— start Data shown —
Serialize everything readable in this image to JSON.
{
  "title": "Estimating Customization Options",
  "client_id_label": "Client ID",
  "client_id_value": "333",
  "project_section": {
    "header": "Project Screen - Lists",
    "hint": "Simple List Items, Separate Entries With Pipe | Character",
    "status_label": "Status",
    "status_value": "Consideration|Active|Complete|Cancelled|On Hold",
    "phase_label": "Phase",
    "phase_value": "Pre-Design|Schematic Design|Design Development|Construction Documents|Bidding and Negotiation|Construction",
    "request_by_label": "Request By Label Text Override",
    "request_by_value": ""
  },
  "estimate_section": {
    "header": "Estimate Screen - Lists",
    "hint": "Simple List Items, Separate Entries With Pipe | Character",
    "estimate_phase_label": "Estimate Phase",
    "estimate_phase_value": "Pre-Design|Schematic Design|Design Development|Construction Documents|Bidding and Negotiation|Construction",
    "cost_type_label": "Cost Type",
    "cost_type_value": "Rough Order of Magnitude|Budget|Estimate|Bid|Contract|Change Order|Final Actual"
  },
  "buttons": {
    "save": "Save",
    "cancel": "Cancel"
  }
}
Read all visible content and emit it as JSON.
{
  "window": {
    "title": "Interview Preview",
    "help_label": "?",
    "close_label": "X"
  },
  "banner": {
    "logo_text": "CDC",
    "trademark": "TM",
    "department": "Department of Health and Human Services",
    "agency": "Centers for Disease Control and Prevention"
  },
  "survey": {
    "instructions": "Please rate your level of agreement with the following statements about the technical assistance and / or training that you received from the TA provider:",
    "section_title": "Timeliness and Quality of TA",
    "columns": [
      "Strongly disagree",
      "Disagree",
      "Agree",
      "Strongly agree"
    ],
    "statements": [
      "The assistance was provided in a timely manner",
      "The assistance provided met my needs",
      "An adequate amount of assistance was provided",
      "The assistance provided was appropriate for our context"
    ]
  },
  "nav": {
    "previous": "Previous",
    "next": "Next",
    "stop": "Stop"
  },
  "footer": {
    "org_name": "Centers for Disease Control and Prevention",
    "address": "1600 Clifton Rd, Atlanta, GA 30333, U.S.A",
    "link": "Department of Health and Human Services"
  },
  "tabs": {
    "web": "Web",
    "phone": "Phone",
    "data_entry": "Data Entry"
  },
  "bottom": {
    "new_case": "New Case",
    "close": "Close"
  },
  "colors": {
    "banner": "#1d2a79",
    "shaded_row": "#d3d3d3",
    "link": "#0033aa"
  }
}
— end Data shown —
Given problem: Your task is to reproduce the whole listing exactly.

Reply to the task:
Serialize everything readable in this image to JSON.
{
  "title": "Estimating Customization Options",
  "client_id_label": "Client ID",
  "client_id_value": "333",
  "project_section": {
    "header": "Project Screen - Lists",
    "hint": "Simple List Items, Separate Entries With Pipe | Character",
    "status_label": "Status",
    "status_value": "Consideration|Active|Complete|Cancelled|On Hold",
    "phase_label": "Phase",
    "phase_value": "Pre-Design|Schematic Design|Design Development|Construction Documents|Bidding and Negotiation|Construction",
    "request_by_label": "Request By Label Text Override",
    "request_by_value": ""
  },
  "estimate_section": {
    "header": "Estimate Screen - Lists",
    "hint": "Simple List Items, Separate Entries With Pipe | Character",
    "estimate_phase_label": "Estimate Phase",
    "estimate_phase_value": "Pre-Design|Schematic Design|Design Development|Construction Documents|Bidding and Negotiation|Construction",
    "cost_type_label": "Cost Type",
    "cost_type_value": "Rough Order of Magnitude|Budget|Estimate|Bid|Contract|Change Order|Final Actual"
  },
  "buttons": {
    "save": "Save",
    "cancel": "Cancel"
  }
}
Read all visible content and emit it as JSON.
{
  "window": {
    "title": "Interview Preview",
    "help_label": "?",
    "close_label": "X"
  },
  "banner": {
    "logo_text": "CDC",
    "trademark": "TM",
    "department": "Department of Health and Human Services",
    "agency": "Centers for Disease Control and Prevention"
  },
  "survey": {
    "instructions": "Please rate your level of agreement with the following statements about the technical assistance and / or training that you received from the TA provider:",
    "section_title": "Timeliness and Quality of TA",
    "columns": [
      "Strongly disagree",
      "Disagree",
      "Agree",
      "Strongly agree"
    ],
    "statements": [
      "The assistance was provided in a timely manner",
      "The assistance provided met my needs",
      "An adequate amount of assistance was provided",
      "The assistance provided was appropriate for our context"
    ]
  },
  "nav": {
    "previous": "Previous",
    "next": "Next",
    "stop": "Stop"
  },
  "footer": {
    "org_name": "Centers for Disease Control and Prevention",
    "address": "1600 Clifton Rd, Atlanta, GA 30333, U.S.A",
    "link": "Department of Health and Human Services"
  },
  "tabs": {
    "web": "Web",
    "phone": "Phone",
    "data_entry": "Data Entry"
  },
  "bottom": {
    "new_case": "New Case",
    "close": "Close"
  },
  "colors": {
    "banner": "#1d2a79",
    "shaded_row": "#d3d3d3",
    "link": "#0033aa"
  }
}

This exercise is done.